(Records from a data source)

== == ==

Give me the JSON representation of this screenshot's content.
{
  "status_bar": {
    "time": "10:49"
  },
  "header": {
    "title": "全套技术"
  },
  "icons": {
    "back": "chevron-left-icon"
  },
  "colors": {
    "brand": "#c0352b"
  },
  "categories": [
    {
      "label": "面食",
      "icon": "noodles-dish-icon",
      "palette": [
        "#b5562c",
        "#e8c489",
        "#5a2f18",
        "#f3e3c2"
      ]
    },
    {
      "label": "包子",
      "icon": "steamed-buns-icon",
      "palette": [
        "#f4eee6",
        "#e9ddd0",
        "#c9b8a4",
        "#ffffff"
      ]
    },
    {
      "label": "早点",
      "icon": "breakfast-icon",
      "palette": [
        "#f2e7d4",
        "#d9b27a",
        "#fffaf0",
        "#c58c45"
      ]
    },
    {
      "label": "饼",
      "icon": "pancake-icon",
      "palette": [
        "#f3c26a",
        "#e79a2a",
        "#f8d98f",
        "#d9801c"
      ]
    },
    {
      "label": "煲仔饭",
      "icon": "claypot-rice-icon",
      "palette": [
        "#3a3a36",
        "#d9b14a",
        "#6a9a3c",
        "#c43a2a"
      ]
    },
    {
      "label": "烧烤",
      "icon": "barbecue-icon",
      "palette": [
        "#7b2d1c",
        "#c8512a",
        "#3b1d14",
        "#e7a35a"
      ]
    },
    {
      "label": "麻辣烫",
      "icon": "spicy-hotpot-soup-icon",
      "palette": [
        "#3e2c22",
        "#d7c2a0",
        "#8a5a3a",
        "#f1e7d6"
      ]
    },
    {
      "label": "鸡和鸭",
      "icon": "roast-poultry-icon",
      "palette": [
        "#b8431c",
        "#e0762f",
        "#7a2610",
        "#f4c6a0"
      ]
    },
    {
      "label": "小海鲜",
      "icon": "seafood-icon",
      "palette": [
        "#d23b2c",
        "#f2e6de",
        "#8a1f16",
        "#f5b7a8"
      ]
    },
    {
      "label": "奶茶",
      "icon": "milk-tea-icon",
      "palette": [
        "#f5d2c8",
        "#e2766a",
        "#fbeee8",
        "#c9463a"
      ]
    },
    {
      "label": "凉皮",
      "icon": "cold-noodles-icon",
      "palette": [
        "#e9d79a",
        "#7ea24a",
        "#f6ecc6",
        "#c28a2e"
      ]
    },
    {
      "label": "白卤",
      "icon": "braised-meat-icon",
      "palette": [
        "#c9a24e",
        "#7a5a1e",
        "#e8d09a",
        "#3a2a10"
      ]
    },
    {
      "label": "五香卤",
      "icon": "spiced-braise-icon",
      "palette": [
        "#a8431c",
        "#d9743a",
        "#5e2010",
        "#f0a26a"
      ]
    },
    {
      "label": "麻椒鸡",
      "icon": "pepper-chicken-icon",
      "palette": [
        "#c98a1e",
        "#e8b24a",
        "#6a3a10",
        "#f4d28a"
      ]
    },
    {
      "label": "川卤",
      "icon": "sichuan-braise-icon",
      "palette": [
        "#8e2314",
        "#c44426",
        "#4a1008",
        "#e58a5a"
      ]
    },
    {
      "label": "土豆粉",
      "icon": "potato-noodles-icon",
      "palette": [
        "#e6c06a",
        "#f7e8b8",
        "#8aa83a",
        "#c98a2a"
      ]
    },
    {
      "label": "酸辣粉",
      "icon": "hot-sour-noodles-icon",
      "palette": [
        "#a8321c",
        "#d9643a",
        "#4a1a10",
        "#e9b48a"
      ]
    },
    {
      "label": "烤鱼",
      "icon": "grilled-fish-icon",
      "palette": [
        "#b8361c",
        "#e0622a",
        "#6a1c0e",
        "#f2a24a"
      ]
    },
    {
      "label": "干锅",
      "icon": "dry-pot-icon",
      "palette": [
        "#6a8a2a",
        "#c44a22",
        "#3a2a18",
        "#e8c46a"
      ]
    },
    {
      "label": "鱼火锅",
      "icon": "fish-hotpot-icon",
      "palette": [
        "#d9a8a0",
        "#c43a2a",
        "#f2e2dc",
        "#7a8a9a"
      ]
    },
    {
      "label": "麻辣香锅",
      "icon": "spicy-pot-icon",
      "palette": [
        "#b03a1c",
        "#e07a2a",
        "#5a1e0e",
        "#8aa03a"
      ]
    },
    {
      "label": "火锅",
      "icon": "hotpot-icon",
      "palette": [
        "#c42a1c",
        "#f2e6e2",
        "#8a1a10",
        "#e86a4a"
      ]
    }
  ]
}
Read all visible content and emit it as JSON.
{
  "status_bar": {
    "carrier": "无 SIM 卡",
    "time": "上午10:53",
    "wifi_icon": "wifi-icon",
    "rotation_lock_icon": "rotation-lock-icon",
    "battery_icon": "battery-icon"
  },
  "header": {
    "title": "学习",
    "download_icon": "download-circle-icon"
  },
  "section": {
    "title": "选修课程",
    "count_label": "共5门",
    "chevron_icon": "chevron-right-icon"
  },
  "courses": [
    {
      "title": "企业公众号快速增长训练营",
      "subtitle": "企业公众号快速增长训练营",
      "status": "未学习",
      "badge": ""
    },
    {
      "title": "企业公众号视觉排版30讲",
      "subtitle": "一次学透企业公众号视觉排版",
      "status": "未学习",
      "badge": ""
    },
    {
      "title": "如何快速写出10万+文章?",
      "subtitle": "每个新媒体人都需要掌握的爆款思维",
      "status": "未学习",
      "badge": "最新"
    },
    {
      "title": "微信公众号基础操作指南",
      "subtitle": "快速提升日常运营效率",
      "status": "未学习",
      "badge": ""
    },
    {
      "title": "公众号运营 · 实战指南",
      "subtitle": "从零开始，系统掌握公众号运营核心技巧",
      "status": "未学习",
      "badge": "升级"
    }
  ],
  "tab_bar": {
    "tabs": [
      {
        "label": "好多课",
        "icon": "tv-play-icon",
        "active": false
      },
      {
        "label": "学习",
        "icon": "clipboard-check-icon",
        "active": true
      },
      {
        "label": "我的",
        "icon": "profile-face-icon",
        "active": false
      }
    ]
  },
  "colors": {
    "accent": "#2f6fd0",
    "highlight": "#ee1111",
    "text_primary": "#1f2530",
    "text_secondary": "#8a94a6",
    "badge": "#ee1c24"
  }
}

== == ==

Exercise prompt >>
Print the records once more, exactly as they were given.

Complete output >>
Give me the JSON representation of this screenshot's content.
{
  "status_bar": {
    "time": "10:49"
  },
  "header": {
    "title": "全套技术"
  },
  "icons": {
    "back": "chevron-left-icon"
  },
  "colors": {
    "brand": "#c0352b"
  },
  "categories": [
    {
      "label": "面食",
      "icon": "noodles-dish-icon",
      "palette": [
        "#b5562c",
        "#e8c489",
        "#5a2f18",
        "#f3e3c2"
      ]
    },
    {
      "label": "包子",
      "icon": "steamed-buns-icon",
      "palette": [
        "#f4eee6",
        "#e9ddd0",
        "#c9b8a4",
        "#ffffff"
      ]
    },
    {
      "label": "早点",
      "icon": "breakfast-icon",
      "palette": [
        "#f2e7d4",
        "#d9b27a",
        "#fffaf0",
        "#c58c45"
      ]
    },
    {
      "label": "饼",
      "icon": "pancake-icon",
      "palette": [
        "#f3c26a",
        "#e79a2a",
        "#f8d98f",
        "#d9801c"
      ]
    },
    {
      "label": "煲仔饭",
      "icon": "claypot-rice-icon",
      "palette": [
        "#3a3a36",
        "#d9b14a",
        "#6a9a3c",
        "#c43a2a"
      ]
    },
    {
      "label": "烧烤",
      "icon": "barbecue-icon",
      "palette": [
        "#7b2d1c",
        "#c8512a",
        "#3b1d14",
        "#e7a35a"
      ]
    },
    {
      "label": "麻辣烫",
      "icon": "spicy-hotpot-soup-icon",
      "palette": [
        "#3e2c22",
        "#d7c2a0",
        "#8a5a3a",
        "#f1e7d6"
      ]
    },
    {
      "label": "鸡和鸭",
      "icon": "roast-poultry-icon",
      "palette": [
        "#b8431c",
        "#e0762f",
        "#7a2610",
        "#f4c6a0"
      ]
    },
    {
      "label": "小海鲜",
      "icon": "seafood-icon",
      "palette": [
        "#d23b2c",
        "#f2e6de",
        "#8a1f16",
        "#f5b7a8"
      ]
    },
    {
      "label": "奶茶",
      "icon": "milk-tea-icon",
      "palette": [
        "#f5d2c8",
        "#e2766a",
        "#fbeee8",
        "#c9463a"
      ]
    },
    {
      "label": "凉皮",
      "icon": "cold-noodles-icon",
      "palette": [
        "#e9d79a",
        "#7ea24a",
        "#f6ecc6",
        "#c28a2e"
      ]
    },
    {
      "label": "白卤",
      "icon": "braised-meat-icon",
      "palette": [
        "#c9a24e",
        "#7a5a1e",
        "#e8d09a",
        "#3a2a10"
      ]
    },
    {
      "label": "五香卤",
      "icon": "spiced-braise-icon",
      "palette": [
        "#a8431c",
        "#d9743a",
        "#5e2010",
        "#f0a26a"
      ]
    },
    {
      "label": "麻椒鸡",
      "icon": "pepper-chicken-icon",
      "palette": [
        "#c98a1e",
        "#e8b24a",
        "#6a3a10",
        "#f4d28a"
      ]
    },
    {
      "label": "川卤",
      "icon": "sichuan-braise-icon",
      "palette": [
        "#8e2314",
        "#c44426",
        "#4a1008",
        "#e58a5a"
      ]
    },
    {
      "label": "土豆粉",
      "icon": "potato-noodles-icon",
      "palette": [
        "#e6c06a",
        "#f7e8b8",
        "#8aa83a",
        "#c98a2a"
      ]
    },
    {
      "label": "酸辣粉",
      "icon": "hot-sour-noodles-icon",
      "palette": [
        "#a8321c",
        "#d9643a",
        "#4a1a10",
        "#e9b48a"
      ]
    },
    {
      "label": "烤鱼",
      "icon": "grilled-fish-icon",
      "palette": [
        "#b8361c",
        "#e0622a",
        "#6a1c0e",
        "#f2a24a"
      ]
    },
    {
      "label": "干锅",
      "icon": "dry-pot-icon",
      "palette": [
        "#6a8a2a",
        "#c44a22",
        "#3a2a18",
        "#e8c46a"
      ]
    },
    {
      "label": "鱼火锅",
      "icon": "fish-hotpot-icon",
      "palette": [
        "#d9a8a0",
        "#c43a2a",
        "#f2e2dc",
        "#7a8a9a"
      ]
    },
    {
      "label": "麻辣香锅",
      "icon": "spicy-pot-icon",
      "palette": [
        "#b03a1c",
        "#e07a2a",
        "#5a1e0e",
        "#8aa03a"
      ]
    },
    {
      "label": "火锅",
      "icon": "hotpot-icon",
      "palette": [
        "#c42a1c",
        "#f2e6e2",
        "#8a1a10",
        "#e86a4a"
      ]
    }
  ]
}
Read all visible content and emit it as JSON.
{
  "status_bar": {
    "carrier": "无 SIM 卡",
    "time": "上午10:53",
    "wifi_icon": "wifi-icon",
    "rotation_lock_icon": "rotation-lock-icon",
    "battery_icon": "battery-icon"
  },
  "header": {
    "title": "学习",
    "download_icon": "download-circle-icon"
  },
  "section": {
    "title": "选修课程",
    "count_label": "共5门",
    "chevron_icon": "chevron-right-icon"
  },
  "courses": [
    {
      "title": "企业公众号快速增长训练营",
      "subtitle": "企业公众号快速增长训练营",
      "status": "未学习",
      "badge": ""
    },
    {
      "title": "企业公众号视觉排版30讲",
      "subtitle": "一次学透企业公众号视觉排版",
      "status": "未学习",
      "badge": ""
    },
    {
      "title": "如何快速写出10万+文章?",
      "subtitle": "每个新媒体人都需要掌握的爆款思维",
      "status": "未学习",
      "badge": "最新"
    },
    {
      "title": "微信公众号基础操作指南",
      "subtitle": "快速提升日常运营效率",
      "status": "未学习",
      "badge": ""
    },
    {
      "title": "公众号运营 · 实战指南",
      "subtitle": "从零开始，系统掌握公众号运营核心技巧",
      "status": "未学习",
      "badge": "升级"
    }
  ],
  "tab_bar": {
    "tabs": [
      {
        "label": "好多课",
        "icon": "tv-play-icon",
        "active": false
      },
      {
        "label": "学习",
        "icon": "clipboard-check-icon",
        "active": true
      },
      {
        "label": "我的",
        "icon": "profile-face-icon",
        "active": false
      }
    ]
  },
  "colors": {
    "accent": "#2f6fd0",
    "highlight": "#ee1111",
    "text_primary": "#1f2530",
    "text_secondary": "#8a94a6",
    "badge": "#ee1c24"
  }
}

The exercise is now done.